╔══
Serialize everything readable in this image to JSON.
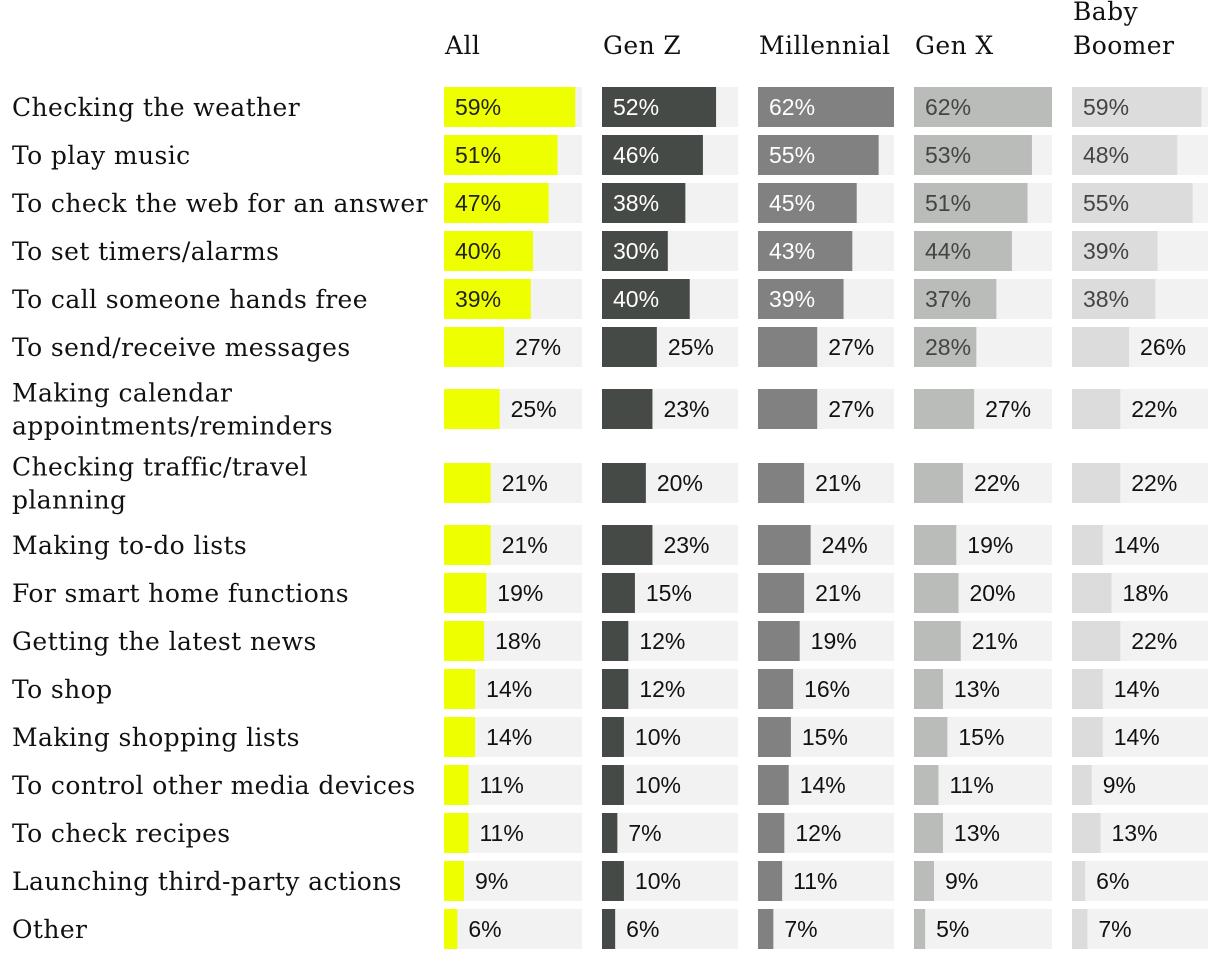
{
  "chart_data": {
    "type": "bar",
    "orientation": "horizontal",
    "layout": "small-multiples",
    "xlim": [
      0,
      62
    ],
    "grid": false,
    "legend": "none",
    "categories": [
      "Checking the weather",
      "To play music",
      "To check the web for an answer",
      "To set timers/alarms",
      "To call someone hands free",
      "To send/receive messages",
      "Making calendar appointments/reminders",
      "Checking traffic/travel planning",
      "Making to-do lists",
      "For smart home functions",
      "Getting the latest news",
      "To shop",
      "Making shopping lists",
      "To control other media devices",
      "To check recipes",
      "Launching third-party actions",
      "Other"
    ],
    "category_lines": [
      [
        "Checking the weather"
      ],
      [
        "To play music"
      ],
      [
        "To check the web for an answer"
      ],
      [
        "To set timers/alarms"
      ],
      [
        "To call someone hands free"
      ],
      [
        "To send/receive messages"
      ],
      [
        "Making calendar",
        "appointments/reminders"
      ],
      [
        "Checking traffic/travel",
        "planning"
      ],
      [
        "Making to-do lists"
      ],
      [
        "For smart home functions"
      ],
      [
        "Getting the latest news"
      ],
      [
        "To shop"
      ],
      [
        "Making shopping lists"
      ],
      [
        "To control other media devices"
      ],
      [
        "To check recipes"
      ],
      [
        "Launching third-party actions"
      ],
      [
        "Other"
      ]
    ],
    "value_suffix": "%",
    "series": [
      {
        "name": "All",
        "header_lines": [
          "All"
        ],
        "color": "#eeff00",
        "inside_text_color": "#222222",
        "values": [
          59,
          51,
          47,
          40,
          39,
          27,
          25,
          21,
          21,
          19,
          18,
          14,
          14,
          11,
          11,
          9,
          6
        ]
      },
      {
        "name": "Gen Z",
        "header_lines": [
          "Gen Z"
        ],
        "color": "#464a46",
        "inside_text_color": "#ffffff",
        "values": [
          52,
          46,
          38,
          30,
          40,
          25,
          23,
          20,
          23,
          15,
          12,
          12,
          10,
          10,
          7,
          10,
          6
        ]
      },
      {
        "name": "Millennial",
        "header_lines": [
          "Millennial"
        ],
        "color": "#808180",
        "inside_text_color": "#ffffff",
        "values": [
          62,
          55,
          45,
          43,
          39,
          27,
          27,
          21,
          24,
          21,
          19,
          16,
          15,
          14,
          12,
          11,
          7
        ]
      },
      {
        "name": "Gen X",
        "header_lines": [
          "Gen X"
        ],
        "color": "#b9bcb8",
        "inside_text_color": "#444444",
        "values": [
          62,
          53,
          51,
          44,
          37,
          28,
          27,
          22,
          19,
          20,
          21,
          13,
          15,
          11,
          13,
          9,
          5
        ]
      },
      {
        "name": "Baby Boomer",
        "header_lines": [
          "Baby",
          "Boomer"
        ],
        "color": "#dcdcdc",
        "inside_text_color": "#444444",
        "values": [
          59,
          48,
          55,
          39,
          38,
          26,
          22,
          22,
          14,
          18,
          22,
          14,
          14,
          9,
          13,
          6,
          7
        ]
      }
    ],
    "track_color": "#f2f2f2"
  }
}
╚══
**EXERCISE AIM**
Reproduce every record above exactly, omitting the pictures.

**FULL OUTPUT**
Serialize everything readable in this image to JSON.
{
  "chart_data": {
    "type": "bar",
    "orientation": "horizontal",
    "layout": "small-multiples",
    "xlim": [
      0,
      62
    ],
    "grid": false,
    "legend": "none",
    "categories": [
      "Checking the weather",
      "To play music",
      "To check the web for an answer",
      "To set timers/alarms",
      "To call someone hands free",
      "To send/receive messages",
      "Making calendar appointments/reminders",
      "Checking traffic/travel planning",
      "Making to-do lists",
      "For smart home functions",
      "Getting the latest news",
      "To shop",
      "Making shopping lists",
      "To control other media devices",
      "To check recipes",
      "Launching third-party actions",
      "Other"
    ],
    "category_lines": [
      [
        "Checking the weather"
      ],
      [
        "To play music"
      ],
      [
        "To check the web for an answer"
      ],
      [
        "To set timers/alarms"
      ],
      [
        "To call someone hands free"
      ],
      [
        "To send/receive messages"
      ],
      [
        "Making calendar",
        "appointments/reminders"
      ],
      [
        "Checking traffic/travel",
        "planning"
      ],
      [
        "Making to-do lists"
      ],
      [
        "For smart home functions"
      ],
      [
        "Getting the latest news"
      ],
      [
        "To shop"
      ],
      [
        "Making shopping lists"
      ],
      [
        "To control other media devices"
      ],
      [
        "To check recipes"
      ],
      [
        "Launching third-party actions"
      ],
      [
        "Other"
      ]
    ],
    "value_suffix": "%",
    "series": [
      {
        "name": "All",
        "header_lines": [
          "All"
        ],
        "color": "#eeff00",
        "inside_text_color": "#222222",
        "values": [
          59,
          51,
          47,
          40,
          39,
          27,
          25,
          21,
          21,
          19,
          18,
          14,
          14,
          11,
          11,
          9,
          6
        ]
      },
      {
        "name": "Gen Z",
        "header_lines": [
          "Gen Z"
        ],
        "color": "#464a46",
        "inside_text_color": "#ffffff",
        "values": [
          52,
          46,
          38,
          30,
          40,
          25,
          23,
          20,
          23,
          15,
          12,
          12,
          10,
          10,
          7,
          10,
          6
        ]
      },
      {
        "name": "Millennial",
        "header_lines": [
          "Millennial"
        ],
        "color": "#808180",
        "inside_text_color": "#ffffff",
        "values": [
          62,
          55,
          45,
          43,
          39,
          27,
          27,
          21,
          24,
          21,
          19,
          16,
          15,
          14,
          12,
          11,
          7
        ]
      },
      {
        "name": "Gen X",
        "header_lines": [
          "Gen X"
        ],
        "color": "#b9bcb8",
        "inside_text_color": "#444444",
        "values": [
          62,
          53,
          51,
          44,
          37,
          28,
          27,
          22,
          19,
          20,
          21,
          13,
          15,
          11,
          13,
          9,
          5
        ]
      },
      {
        "name": "Baby Boomer",
        "header_lines": [
          "Baby",
          "Boomer"
        ],
        "color": "#dcdcdc",
        "inside_text_color": "#444444",
        "values": [
          59,
          48,
          55,
          39,
          38,
          26,
          22,
          22,
          14,
          18,
          22,
          14,
          14,
          9,
          13,
          6,
          7
        ]
      }
    ],
    "track_color": "#f2f2f2"
  }
}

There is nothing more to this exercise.